■ Excerpt from a dataset ■
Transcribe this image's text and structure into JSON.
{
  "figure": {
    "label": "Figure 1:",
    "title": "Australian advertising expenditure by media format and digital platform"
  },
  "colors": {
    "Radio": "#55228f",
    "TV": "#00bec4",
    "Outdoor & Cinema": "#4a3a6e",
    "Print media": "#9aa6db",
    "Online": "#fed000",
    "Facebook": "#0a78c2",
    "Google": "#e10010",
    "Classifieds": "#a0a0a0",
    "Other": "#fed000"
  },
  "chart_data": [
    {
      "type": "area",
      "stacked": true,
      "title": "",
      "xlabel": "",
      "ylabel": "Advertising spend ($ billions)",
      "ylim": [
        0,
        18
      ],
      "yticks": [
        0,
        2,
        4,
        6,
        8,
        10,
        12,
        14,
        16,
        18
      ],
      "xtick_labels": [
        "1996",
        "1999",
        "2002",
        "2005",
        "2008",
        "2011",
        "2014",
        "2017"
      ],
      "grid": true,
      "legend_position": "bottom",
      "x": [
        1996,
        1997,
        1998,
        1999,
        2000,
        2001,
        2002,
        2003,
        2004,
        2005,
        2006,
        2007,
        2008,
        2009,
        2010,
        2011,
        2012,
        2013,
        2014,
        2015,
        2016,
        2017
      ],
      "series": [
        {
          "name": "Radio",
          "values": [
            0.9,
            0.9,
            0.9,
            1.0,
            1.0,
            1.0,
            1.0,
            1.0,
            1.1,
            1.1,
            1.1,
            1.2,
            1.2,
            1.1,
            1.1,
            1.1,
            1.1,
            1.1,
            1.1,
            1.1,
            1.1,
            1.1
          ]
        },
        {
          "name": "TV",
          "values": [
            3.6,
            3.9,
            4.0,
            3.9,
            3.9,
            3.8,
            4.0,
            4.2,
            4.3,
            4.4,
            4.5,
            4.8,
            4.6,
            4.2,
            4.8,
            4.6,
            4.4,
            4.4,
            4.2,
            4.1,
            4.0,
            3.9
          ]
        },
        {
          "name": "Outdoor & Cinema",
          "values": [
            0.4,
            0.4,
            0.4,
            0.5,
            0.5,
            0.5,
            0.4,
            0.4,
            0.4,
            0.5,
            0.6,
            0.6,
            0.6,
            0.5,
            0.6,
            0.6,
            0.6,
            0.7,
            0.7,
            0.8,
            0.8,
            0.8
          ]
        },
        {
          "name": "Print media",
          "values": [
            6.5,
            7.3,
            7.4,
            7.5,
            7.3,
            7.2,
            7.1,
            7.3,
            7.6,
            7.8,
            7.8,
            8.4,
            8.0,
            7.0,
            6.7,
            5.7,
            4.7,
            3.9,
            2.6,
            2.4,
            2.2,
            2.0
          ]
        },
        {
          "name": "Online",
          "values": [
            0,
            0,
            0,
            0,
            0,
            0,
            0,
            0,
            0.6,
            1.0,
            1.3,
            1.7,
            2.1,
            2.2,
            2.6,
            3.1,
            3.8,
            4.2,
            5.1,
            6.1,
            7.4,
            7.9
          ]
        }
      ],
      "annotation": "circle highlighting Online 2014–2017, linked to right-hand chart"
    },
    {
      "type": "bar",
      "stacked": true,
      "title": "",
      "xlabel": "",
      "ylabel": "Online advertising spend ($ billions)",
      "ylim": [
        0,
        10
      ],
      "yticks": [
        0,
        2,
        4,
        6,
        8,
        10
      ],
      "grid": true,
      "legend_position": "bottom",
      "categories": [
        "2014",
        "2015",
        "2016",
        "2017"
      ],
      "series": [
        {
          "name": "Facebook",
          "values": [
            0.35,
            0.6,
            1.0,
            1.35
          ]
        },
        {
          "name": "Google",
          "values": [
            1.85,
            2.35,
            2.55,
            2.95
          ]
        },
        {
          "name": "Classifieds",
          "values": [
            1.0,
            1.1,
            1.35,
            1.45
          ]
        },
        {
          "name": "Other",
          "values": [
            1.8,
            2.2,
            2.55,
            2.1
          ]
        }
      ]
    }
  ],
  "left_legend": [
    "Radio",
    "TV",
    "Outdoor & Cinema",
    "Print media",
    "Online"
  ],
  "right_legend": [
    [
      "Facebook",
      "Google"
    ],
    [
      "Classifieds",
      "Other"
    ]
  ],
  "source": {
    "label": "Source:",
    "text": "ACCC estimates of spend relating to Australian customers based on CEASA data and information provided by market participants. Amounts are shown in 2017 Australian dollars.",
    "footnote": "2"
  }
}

■ THE TASK ■
Pick out all the lines with the word "Classifieds" in them and copy them.

■ RESULT FOR THIS EXERCISE ■
    "Classifieds": "#a0a0a0",
          "name": "Classifieds",
      "Classifieds",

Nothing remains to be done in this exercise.